** start **
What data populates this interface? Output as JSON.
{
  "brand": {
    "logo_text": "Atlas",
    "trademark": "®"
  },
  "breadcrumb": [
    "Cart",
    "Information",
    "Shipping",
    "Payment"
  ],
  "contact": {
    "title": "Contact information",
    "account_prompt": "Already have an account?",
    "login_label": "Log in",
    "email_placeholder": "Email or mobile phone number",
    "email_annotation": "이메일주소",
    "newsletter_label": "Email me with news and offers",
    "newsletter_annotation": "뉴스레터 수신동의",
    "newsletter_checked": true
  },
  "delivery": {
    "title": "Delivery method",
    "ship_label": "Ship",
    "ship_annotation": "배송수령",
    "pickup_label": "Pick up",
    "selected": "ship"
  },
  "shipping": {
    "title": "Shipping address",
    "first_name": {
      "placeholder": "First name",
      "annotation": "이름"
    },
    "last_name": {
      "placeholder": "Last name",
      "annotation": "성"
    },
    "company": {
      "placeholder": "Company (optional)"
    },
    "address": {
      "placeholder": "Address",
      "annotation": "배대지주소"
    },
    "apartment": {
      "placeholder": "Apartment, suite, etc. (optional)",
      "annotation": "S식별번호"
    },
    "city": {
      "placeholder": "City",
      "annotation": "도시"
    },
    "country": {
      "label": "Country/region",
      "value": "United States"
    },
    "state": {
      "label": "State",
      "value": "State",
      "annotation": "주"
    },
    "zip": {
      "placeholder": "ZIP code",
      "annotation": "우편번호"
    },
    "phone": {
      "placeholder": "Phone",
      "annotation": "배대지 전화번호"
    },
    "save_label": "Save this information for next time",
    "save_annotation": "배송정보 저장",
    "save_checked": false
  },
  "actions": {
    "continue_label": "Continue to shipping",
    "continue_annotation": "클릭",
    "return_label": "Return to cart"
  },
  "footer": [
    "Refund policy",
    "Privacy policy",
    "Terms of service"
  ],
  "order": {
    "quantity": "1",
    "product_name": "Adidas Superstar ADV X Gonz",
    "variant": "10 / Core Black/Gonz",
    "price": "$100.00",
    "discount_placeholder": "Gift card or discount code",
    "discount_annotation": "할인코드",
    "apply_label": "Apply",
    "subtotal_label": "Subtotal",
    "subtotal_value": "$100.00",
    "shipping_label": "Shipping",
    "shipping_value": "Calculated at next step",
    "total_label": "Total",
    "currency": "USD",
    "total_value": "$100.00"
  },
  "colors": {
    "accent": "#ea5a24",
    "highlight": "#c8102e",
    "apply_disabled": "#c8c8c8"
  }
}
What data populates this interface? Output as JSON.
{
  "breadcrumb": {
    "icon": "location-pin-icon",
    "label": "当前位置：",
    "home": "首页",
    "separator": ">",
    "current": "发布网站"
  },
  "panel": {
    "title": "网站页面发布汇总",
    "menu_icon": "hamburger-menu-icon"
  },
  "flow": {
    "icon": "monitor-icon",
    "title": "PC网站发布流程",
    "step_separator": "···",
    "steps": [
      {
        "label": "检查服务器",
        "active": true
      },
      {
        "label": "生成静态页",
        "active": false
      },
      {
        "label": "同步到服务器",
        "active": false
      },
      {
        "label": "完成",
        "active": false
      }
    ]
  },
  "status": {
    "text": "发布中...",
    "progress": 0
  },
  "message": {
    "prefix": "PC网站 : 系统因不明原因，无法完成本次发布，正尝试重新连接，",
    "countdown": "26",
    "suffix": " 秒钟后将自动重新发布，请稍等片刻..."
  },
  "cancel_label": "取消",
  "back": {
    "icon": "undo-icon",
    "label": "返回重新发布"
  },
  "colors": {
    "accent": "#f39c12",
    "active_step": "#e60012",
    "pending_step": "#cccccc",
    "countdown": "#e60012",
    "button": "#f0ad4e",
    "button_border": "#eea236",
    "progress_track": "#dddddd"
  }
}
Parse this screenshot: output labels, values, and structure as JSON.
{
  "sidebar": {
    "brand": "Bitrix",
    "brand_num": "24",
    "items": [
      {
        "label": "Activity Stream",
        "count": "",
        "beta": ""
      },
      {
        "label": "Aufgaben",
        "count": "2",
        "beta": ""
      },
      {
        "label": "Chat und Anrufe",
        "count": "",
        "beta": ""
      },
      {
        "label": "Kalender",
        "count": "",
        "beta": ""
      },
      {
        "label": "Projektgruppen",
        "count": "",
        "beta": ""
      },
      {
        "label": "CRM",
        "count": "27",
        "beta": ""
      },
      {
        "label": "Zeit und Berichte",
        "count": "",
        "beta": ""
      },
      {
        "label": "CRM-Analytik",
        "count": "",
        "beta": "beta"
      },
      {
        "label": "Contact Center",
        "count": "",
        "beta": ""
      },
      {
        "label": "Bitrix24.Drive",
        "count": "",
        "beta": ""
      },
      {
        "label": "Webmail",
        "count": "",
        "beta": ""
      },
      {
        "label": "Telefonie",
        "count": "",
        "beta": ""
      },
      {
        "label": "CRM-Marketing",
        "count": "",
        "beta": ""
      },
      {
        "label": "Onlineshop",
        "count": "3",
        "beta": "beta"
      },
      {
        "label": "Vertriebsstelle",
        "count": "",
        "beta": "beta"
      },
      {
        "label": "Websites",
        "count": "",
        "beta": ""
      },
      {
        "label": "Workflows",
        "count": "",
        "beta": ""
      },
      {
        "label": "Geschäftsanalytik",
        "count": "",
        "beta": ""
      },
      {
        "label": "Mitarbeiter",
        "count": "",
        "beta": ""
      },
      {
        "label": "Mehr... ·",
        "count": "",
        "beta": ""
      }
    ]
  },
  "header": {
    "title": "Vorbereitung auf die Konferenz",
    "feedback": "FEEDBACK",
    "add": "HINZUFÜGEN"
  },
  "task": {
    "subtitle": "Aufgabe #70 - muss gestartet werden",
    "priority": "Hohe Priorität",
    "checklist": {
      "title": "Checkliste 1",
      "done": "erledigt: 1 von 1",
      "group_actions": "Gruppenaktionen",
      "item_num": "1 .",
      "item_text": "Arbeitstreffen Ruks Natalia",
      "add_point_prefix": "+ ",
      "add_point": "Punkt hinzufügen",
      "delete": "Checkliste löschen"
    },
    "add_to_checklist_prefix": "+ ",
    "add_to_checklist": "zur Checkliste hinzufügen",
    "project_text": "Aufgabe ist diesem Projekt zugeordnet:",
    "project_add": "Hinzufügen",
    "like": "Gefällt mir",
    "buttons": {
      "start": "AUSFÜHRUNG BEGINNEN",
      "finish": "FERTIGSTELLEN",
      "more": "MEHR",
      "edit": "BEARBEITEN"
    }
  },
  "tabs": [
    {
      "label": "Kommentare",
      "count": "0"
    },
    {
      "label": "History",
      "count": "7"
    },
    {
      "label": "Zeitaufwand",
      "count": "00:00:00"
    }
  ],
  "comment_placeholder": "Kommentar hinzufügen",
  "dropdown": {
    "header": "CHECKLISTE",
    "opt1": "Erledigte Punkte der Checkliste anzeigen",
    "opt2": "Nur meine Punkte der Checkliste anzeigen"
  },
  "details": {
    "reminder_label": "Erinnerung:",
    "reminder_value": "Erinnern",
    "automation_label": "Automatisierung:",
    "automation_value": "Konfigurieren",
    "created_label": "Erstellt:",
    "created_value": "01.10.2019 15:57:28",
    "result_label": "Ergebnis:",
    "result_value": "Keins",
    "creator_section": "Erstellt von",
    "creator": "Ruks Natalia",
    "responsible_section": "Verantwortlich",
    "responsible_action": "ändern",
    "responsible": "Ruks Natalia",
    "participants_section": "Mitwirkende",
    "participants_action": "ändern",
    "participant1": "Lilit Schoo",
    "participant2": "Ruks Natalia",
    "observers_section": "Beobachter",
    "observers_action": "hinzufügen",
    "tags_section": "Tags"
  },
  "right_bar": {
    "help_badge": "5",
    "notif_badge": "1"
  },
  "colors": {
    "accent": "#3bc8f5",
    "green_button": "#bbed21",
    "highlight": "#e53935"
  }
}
** end **
--- Do this ---
Pull out each line of the records holding the string "ändern".

--- Written reply ---
    "responsible_action": "ändern",
    "participants_action": "ändern",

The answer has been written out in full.